Paroles de docteurs : trouver un emploi en SHS hors secteur académique
Études en sciences politiques entre la France et l'Allemagne, doctorat en Suède intégrant des séjours aux USA et en Pologne, puis retour au pays natal, l'Allemagne. Parcours et expérience de Barbara Kunz, politologue passée par la Fondation Geshagen (Berlin).
Née en Allemagne, Barbara Kunz est arrivée en France à l'âge de dix ans et a fait ses études en sciences politiques entre ces deux pays, d'abord à l'Université Ludwig-Maximilians de Munich, puis à l'Institut d'Etudes Politiques de Paris. Après des séjours Erasmus à Varsovie en Pologne et à Stockholm en Suède, c'est dans ce dernier pays qu'elle va réaliser une thèse sur la politique étrangère américaine envers les Pays d'Europe Centrale et Orientale (PECO) après 1989.
De la France à la Suède
Ayant découvert la Suède lors de son séjour Erasmus en 2001/2002 et appris cette nouvelle langue sur place, Barbara a choisi de faire son doctorat dans ce pays. C'était là l'occasion de changer de la France et de l'Allemagne, ainsi qu'un bon compromis sur le plan financier.
"Bien qu'il y ait une sélection importante (seulement 4 ou 5 personnes de sciences po. par an y ont accès), le système suédois est très favorable. "Ecrire sa thèse" est considéré comme un emploi à temps plein pour lequel le doctorant touche un salaire".
Au niveau académique, elle était rattachée à l'Université de Stockholm et au niveau administratif au Centre for Baltic and European Studies (CBEES).
___
**Consigne écrite**. Recopiez à l'identique le passage de l'extrait sur le parcours de Barbara Kunz qui commence aux mots « De la France à » et s'arrête après « European Studies (CBEES). ». Les données ci-après sont distinctes de l'extrait.
___
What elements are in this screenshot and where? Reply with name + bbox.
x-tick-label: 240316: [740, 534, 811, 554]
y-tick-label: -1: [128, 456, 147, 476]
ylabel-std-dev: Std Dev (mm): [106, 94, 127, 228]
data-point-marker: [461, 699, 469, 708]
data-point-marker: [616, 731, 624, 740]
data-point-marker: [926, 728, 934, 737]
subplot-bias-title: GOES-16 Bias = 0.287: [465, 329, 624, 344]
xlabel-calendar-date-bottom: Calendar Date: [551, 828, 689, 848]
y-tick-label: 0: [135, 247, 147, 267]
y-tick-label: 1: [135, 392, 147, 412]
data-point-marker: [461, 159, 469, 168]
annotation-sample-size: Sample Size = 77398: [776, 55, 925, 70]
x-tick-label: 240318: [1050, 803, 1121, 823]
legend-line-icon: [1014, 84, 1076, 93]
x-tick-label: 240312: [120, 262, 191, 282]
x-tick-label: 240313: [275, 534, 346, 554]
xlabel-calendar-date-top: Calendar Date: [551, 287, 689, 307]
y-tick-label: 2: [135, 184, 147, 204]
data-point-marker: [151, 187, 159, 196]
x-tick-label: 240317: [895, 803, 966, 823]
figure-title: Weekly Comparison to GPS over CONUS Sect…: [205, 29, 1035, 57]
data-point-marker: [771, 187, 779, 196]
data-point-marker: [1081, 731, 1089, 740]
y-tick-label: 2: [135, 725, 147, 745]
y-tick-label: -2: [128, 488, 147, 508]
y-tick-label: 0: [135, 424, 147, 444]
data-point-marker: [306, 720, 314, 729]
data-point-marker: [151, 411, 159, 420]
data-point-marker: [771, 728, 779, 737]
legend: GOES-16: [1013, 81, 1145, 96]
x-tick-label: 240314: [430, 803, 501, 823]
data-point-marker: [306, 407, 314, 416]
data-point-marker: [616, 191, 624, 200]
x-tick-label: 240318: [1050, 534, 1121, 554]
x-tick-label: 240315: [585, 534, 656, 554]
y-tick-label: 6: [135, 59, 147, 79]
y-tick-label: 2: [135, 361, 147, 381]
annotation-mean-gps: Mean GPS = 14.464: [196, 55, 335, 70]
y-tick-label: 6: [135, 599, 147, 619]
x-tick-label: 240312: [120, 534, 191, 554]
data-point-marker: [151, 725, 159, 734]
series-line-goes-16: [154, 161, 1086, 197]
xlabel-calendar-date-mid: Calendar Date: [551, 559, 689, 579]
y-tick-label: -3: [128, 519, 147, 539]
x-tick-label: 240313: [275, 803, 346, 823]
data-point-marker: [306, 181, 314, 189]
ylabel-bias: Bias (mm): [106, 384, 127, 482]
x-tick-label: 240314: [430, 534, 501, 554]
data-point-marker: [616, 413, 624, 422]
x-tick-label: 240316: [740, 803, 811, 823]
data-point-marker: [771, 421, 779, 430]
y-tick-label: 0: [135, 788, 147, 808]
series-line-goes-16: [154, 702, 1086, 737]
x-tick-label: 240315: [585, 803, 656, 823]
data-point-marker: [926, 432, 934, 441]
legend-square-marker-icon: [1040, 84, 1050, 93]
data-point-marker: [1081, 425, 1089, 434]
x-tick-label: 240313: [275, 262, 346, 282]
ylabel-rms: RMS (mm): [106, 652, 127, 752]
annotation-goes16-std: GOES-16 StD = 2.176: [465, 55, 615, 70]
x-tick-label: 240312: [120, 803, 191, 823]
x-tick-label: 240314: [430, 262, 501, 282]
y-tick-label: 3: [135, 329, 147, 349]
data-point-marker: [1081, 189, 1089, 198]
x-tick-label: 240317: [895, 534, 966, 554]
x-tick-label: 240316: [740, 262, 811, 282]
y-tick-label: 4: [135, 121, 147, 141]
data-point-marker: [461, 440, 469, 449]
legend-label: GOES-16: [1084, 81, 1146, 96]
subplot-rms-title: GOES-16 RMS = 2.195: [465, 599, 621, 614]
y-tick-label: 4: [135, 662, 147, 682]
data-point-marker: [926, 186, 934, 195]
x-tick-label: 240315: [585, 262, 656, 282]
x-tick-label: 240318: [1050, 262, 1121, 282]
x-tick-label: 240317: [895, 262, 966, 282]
___
**Réponse écrite**.
De la France à la Suède
Ayant découvert la Suède lors de son séjour Erasmus en 2001/2002 et appris cette nouvelle langue sur place, Barbara a choisi de faire son doctorat dans ce pays. C'était là l'occasion de changer de la France et de l'Allemagne, ainsi qu'un bon compromis sur le plan financier.
"Bien qu'il y ait une sélection importante (seulement 4 ou 5 personnes de sciences po. par an y ont accès), le système suédois est très favorable. "Ecrire sa thèse" est considéré comme un emploi à temps plein pour lequel le doctorant touche un salaire".
Au niveau académique, elle était rattachée à l'Université de Stockholm et au niveau administratif au Centre for Baltic and European Studies (CBEES).